=== EXCERPTED PASSAGE ===
□ □ □ □ □ □ □

How it works

Designing the tests

Four ways to create test cases: with AI by industry, pulling them from the public catalog, importing Excel/JSON, or manually. And how to group them into suites.

The 4 ways to create test cases

✨

With AI by industry

Automatic generation from your AI agent's context. The fastest option.

📚

From the public catalog

Over 25,000 curated test cases by industry, ready to import into your project.

📥

Importing Excel/JSON

If you already have a case set in a spreadsheet or the business team hands you the flows.

✍️

Manually

For critical cases where you need full control over input and expected response.

AI generation

Go to Test Design → AI Generation. The AI generates test cases tailored to your AI agent's domain.

AI test case generator screen — AI Test Generator — the full configuration panel with industry, type, quantity, context, and risk categories.

□ □ □ □ □ □ □

=== DATA BLOCK ===

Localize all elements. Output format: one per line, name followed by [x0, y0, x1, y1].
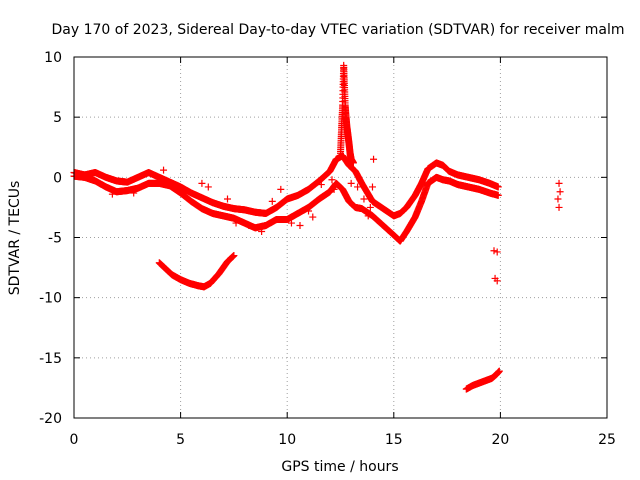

□ □ □ □ □ □ □

=== WHAT YOU HAVE TO DO ===
Duplicate the text about designing the tests from "If you already" up to and including "and risk categories.".

=== WRITTEN ANSWER ===
If you already have a case set in a spreadsheet or the business team hands you the flows.

✍️

Manually

For critical cases where you need full control over input and expected response.

AI generation

Go to Test Design → AI Generation. The AI generates test cases tailored to your AI agent's domain.

AI test case generator screen — AI Test Generator — the full configuration panel with industry, type, quantity, context, and risk categories.